Input for this task:
>>
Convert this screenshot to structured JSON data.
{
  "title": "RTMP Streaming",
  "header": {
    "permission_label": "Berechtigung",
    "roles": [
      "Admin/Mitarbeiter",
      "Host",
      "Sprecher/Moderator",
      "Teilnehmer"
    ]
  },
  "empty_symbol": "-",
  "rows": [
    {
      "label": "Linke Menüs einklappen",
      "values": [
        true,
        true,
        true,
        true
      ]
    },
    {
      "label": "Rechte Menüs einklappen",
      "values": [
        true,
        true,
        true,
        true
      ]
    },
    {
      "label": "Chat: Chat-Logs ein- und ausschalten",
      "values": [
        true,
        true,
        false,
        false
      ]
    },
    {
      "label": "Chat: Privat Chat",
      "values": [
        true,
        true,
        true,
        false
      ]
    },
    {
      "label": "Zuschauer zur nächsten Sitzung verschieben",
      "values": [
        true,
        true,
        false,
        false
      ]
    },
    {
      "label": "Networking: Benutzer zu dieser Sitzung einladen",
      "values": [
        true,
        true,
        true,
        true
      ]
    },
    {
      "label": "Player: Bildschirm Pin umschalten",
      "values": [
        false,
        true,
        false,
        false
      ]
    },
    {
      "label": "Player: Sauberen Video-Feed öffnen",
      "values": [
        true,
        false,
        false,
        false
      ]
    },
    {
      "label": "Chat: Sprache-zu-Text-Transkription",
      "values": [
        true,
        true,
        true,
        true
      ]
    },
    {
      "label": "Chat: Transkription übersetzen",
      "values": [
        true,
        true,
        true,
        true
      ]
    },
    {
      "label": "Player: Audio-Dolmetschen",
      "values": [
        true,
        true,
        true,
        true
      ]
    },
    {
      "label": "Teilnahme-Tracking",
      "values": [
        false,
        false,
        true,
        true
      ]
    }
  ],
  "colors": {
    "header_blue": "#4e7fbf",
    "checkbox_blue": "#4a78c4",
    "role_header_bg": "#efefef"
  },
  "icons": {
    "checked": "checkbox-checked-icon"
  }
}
<<
Work to be completed:
Your task is to repeat every entry exactly.

Completed task:
Convert this screenshot to structured JSON data.
{
  "title": "RTMP Streaming",
  "header": {
    "permission_label": "Berechtigung",
    "roles": [
      "Admin/Mitarbeiter",
      "Host",
      "Sprecher/Moderator",
      "Teilnehmer"
    ]
  },
  "empty_symbol": "-",
  "rows": [
    {
      "label": "Linke Menüs einklappen",
      "values": [
        true,
        true,
        true,
        true
      ]
    },
    {
      "label": "Rechte Menüs einklappen",
      "values": [
        true,
        true,
        true,
        true
      ]
    },
    {
      "label": "Chat: Chat-Logs ein- und ausschalten",
      "values": [
        true,
        true,
        false,
        false
      ]
    },
    {
      "label": "Chat: Privat Chat",
      "values": [
        true,
        true,
        true,
        false
      ]
    },
    {
      "label": "Zuschauer zur nächsten Sitzung verschieben",
      "values": [
        true,
        true,
        false,
        false
      ]
    },
    {
      "label": "Networking: Benutzer zu dieser Sitzung einladen",
      "values": [
        true,
        true,
        true,
        true
      ]
    },
    {
      "label": "Player: Bildschirm Pin umschalten",
      "values": [
        false,
        true,
        false,
        false
      ]
    },
    {
      "label": "Player: Sauberen Video-Feed öffnen",
      "values": [
        true,
        false,
        false,
        false
      ]
    },
    {
      "label": "Chat: Sprache-zu-Text-Transkription",
      "values": [
        true,
        true,
        true,
        true
      ]
    },
    {
      "label": "Chat: Transkription übersetzen",
      "values": [
        true,
        true,
        true,
        true
      ]
    },
    {
      "label": "Player: Audio-Dolmetschen",
      "values": [
        true,
        true,
        true,
        true
      ]
    },
    {
      "label": "Teilnahme-Tracking",
      "values": [
        false,
        false,
        true,
        true
      ]
    }
  ],
  "colors": {
    "header_blue": "#4e7fbf",
    "checkbox_blue": "#4a78c4",
    "role_header_bg": "#efefef"
  },
  "icons": {
    "checked": "checkbox-checked-icon"
  }
}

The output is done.